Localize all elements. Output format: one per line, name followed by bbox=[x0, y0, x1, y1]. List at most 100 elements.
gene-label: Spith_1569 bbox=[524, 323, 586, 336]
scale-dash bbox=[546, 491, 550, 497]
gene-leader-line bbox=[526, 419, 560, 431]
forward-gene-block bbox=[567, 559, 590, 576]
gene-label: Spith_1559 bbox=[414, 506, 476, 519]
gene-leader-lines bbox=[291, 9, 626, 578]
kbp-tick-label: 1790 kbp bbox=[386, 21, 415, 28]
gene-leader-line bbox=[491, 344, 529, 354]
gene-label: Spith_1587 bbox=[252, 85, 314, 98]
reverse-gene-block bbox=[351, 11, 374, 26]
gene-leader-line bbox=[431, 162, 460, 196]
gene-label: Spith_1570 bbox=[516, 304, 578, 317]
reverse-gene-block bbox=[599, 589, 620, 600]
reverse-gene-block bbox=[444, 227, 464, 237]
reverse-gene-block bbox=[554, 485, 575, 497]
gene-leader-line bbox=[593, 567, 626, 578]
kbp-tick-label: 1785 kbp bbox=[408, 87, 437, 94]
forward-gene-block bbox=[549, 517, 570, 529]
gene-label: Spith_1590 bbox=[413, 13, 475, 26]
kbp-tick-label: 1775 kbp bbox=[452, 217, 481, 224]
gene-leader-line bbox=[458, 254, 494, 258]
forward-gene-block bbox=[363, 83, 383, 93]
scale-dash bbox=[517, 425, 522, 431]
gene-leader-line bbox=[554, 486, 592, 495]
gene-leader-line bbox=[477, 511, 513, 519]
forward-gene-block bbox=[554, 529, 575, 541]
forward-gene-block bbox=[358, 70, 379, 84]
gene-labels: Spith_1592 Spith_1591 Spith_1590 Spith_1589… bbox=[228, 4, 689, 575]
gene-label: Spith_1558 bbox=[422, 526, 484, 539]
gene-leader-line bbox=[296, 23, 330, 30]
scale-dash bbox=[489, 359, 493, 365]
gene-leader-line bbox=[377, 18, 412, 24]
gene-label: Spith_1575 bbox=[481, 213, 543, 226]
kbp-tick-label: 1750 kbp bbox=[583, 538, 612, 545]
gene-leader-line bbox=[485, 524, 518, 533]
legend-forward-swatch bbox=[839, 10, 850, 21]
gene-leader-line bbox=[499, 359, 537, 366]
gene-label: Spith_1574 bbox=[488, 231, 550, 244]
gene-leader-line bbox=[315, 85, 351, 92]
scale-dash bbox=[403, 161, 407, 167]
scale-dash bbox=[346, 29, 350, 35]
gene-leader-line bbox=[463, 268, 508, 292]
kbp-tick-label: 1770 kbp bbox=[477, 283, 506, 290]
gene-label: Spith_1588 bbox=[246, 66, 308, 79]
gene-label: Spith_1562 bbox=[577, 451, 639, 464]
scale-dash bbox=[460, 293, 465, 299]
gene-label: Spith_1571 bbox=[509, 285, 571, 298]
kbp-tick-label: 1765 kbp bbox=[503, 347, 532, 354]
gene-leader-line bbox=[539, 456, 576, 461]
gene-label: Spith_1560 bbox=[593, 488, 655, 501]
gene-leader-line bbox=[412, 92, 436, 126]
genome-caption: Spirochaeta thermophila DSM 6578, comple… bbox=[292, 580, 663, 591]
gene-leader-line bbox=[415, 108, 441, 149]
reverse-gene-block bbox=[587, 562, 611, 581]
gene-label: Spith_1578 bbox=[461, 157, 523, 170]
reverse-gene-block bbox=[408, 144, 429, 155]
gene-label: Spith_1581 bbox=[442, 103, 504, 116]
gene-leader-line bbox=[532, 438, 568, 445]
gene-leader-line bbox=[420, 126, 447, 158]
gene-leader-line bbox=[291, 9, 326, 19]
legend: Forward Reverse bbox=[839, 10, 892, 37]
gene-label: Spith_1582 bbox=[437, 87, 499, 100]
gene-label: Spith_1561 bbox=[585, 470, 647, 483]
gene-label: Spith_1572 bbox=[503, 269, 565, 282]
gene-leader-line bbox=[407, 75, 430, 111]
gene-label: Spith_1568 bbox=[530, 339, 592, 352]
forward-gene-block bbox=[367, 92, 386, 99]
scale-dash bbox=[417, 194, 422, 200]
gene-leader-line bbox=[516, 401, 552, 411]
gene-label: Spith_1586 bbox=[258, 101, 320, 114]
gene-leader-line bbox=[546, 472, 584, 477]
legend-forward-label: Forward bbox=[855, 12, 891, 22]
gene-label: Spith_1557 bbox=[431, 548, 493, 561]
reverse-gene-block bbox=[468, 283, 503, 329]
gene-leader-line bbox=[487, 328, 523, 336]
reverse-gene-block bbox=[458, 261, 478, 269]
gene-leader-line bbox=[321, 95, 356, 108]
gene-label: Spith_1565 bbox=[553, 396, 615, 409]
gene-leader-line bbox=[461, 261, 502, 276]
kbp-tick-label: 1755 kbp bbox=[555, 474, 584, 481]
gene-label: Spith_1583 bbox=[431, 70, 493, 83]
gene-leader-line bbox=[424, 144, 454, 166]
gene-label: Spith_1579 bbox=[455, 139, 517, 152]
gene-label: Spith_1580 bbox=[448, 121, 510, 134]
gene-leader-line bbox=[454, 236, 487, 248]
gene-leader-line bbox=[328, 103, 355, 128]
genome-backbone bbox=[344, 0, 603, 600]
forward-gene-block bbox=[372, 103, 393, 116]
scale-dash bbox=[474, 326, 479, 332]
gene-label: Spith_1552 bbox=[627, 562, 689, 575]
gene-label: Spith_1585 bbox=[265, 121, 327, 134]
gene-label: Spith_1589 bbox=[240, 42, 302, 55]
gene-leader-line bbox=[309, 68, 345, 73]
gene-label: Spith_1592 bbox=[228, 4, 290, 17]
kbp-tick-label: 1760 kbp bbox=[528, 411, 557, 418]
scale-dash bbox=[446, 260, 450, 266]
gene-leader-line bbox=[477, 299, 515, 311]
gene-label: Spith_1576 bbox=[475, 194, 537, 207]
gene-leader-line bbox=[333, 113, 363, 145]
========
[Task brief] The records above must be transcribed line for line, exactly.

[Answer section]
Localize all elements. Output format: one per line, name followed by bbox=[x0, y0, x1, y1]. List at most 100 elements.
gene-label: Spith_1569 bbox=[524, 323, 586, 336]
scale-dash bbox=[546, 491, 550, 497]
gene-leader-line bbox=[526, 419, 560, 431]
forward-gene-block bbox=[567, 559, 590, 576]
gene-label: Spith_1559 bbox=[414, 506, 476, 519]
gene-leader-lines bbox=[291, 9, 626, 578]
kbp-tick-label: 1790 kbp bbox=[386, 21, 415, 28]
gene-leader-line bbox=[491, 344, 529, 354]
gene-label: Spith_1587 bbox=[252, 85, 314, 98]
reverse-gene-block bbox=[351, 11, 374, 26]
gene-leader-line bbox=[431, 162, 460, 196]
gene-label: Spith_1570 bbox=[516, 304, 578, 317]
reverse-gene-block bbox=[599, 589, 620, 600]
reverse-gene-block bbox=[444, 227, 464, 237]
reverse-gene-block bbox=[554, 485, 575, 497]
gene-leader-line bbox=[593, 567, 626, 578]
kbp-tick-label: 1785 kbp bbox=[408, 87, 437, 94]
forward-gene-block bbox=[549, 517, 570, 529]
gene-label: Spith_1590 bbox=[413, 13, 475, 26]
kbp-tick-label: 1775 kbp bbox=[452, 217, 481, 224]
gene-leader-line bbox=[458, 254, 494, 258]
forward-gene-block bbox=[363, 83, 383, 93]
scale-dash bbox=[517, 425, 522, 431]
gene-leader-line bbox=[554, 486, 592, 495]
gene-leader-line bbox=[477, 511, 513, 519]
forward-gene-block bbox=[554, 529, 575, 541]
forward-gene-block bbox=[358, 70, 379, 84]
gene-labels: Spith_1592 Spith_1591 Spith_1590 Spith_1589… bbox=[228, 4, 689, 575]
gene-label: Spith_1558 bbox=[422, 526, 484, 539]
gene-leader-line bbox=[296, 23, 330, 30]
scale-dash bbox=[489, 359, 493, 365]
gene-leader-line bbox=[377, 18, 412, 24]
gene-label: Spith_1575 bbox=[481, 213, 543, 226]
kbp-tick-label: 1750 kbp bbox=[583, 538, 612, 545]
gene-leader-line bbox=[485, 524, 518, 533]
legend-forward-swatch bbox=[839, 10, 850, 21]
gene-leader-line bbox=[499, 359, 537, 366]
gene-label: Spith_1574 bbox=[488, 231, 550, 244]
gene-leader-line bbox=[315, 85, 351, 92]
scale-dash bbox=[403, 161, 407, 167]
scale-dash bbox=[346, 29, 350, 35]
gene-leader-line bbox=[463, 268, 508, 292]
kbp-tick-label: 1770 kbp bbox=[477, 283, 506, 290]
gene-label: Spith_1588 bbox=[246, 66, 308, 79]
gene-label: Spith_1562 bbox=[577, 451, 639, 464]
scale-dash bbox=[460, 293, 465, 299]
gene-label: Spith_1571 bbox=[509, 285, 571, 298]
kbp-tick-label: 1765 kbp bbox=[503, 347, 532, 354]
gene-leader-line bbox=[539, 456, 576, 461]
gene-label: Spith_1560 bbox=[593, 488, 655, 501]
gene-leader-line bbox=[412, 92, 436, 126]
genome-caption: Spirochaeta thermophila DSM 6578, comple… bbox=[292, 580, 663, 591]
gene-leader-line bbox=[415, 108, 441, 149]
reverse-gene-block bbox=[587, 562, 611, 581]
gene-label: Spith_1578 bbox=[461, 157, 523, 170]
reverse-gene-block bbox=[408, 144, 429, 155]
gene-label: Spith_1581 bbox=[442, 103, 504, 116]
gene-leader-line bbox=[532, 438, 568, 445]
gene-leader-line bbox=[420, 126, 447, 158]
gene-leader-line bbox=[291, 9, 326, 19]
legend: Forward Reverse bbox=[839, 10, 892, 37]
gene-label: Spith_1582 bbox=[437, 87, 499, 100]
gene-label: Spith_1561 bbox=[585, 470, 647, 483]
gene-label: Spith_1572 bbox=[503, 269, 565, 282]
gene-leader-line bbox=[407, 75, 430, 111]
gene-label: Spith_1568 bbox=[530, 339, 592, 352]
forward-gene-block bbox=[367, 92, 386, 99]
scale-dash bbox=[417, 194, 422, 200]
gene-leader-line bbox=[516, 401, 552, 411]
gene-label: Spith_1586 bbox=[258, 101, 320, 114]
gene-leader-line bbox=[546, 472, 584, 477]
legend-forward-label: Forward bbox=[855, 12, 891, 22]
gene-label: Spith_1557 bbox=[431, 548, 493, 561]
reverse-gene-block bbox=[468, 283, 503, 329]
gene-leader-line bbox=[487, 328, 523, 336]
reverse-gene-block bbox=[458, 261, 478, 269]
gene-leader-line bbox=[321, 95, 356, 108]
gene-label: Spith_1565 bbox=[553, 396, 615, 409]
gene-leader-line bbox=[461, 261, 502, 276]
kbp-tick-label: 1755 kbp bbox=[555, 474, 584, 481]
gene-label: Spith_1583 bbox=[431, 70, 493, 83]
gene-leader-line bbox=[424, 144, 454, 166]
gene-label: Spith_1579 bbox=[455, 139, 517, 152]
gene-label: Spith_1580 bbox=[448, 121, 510, 134]
gene-leader-line bbox=[454, 236, 487, 248]
gene-leader-line bbox=[328, 103, 355, 128]
genome-backbone bbox=[344, 0, 603, 600]
forward-gene-block bbox=[372, 103, 393, 116]
scale-dash bbox=[474, 326, 479, 332]
gene-label: Spith_1552 bbox=[627, 562, 689, 575]
gene-label: Spith_1585 bbox=[265, 121, 327, 134]
gene-label: Spith_1589 bbox=[240, 42, 302, 55]
gene-leader-line bbox=[309, 68, 345, 73]
gene-label: Spith_1592 bbox=[228, 4, 290, 17]
kbp-tick-label: 1760 kbp bbox=[528, 411, 557, 418]
scale-dash bbox=[446, 260, 450, 266]
gene-leader-line bbox=[477, 299, 515, 311]
gene-label: Spith_1576 bbox=[475, 194, 537, 207]
gene-leader-line bbox=[333, 113, 363, 145]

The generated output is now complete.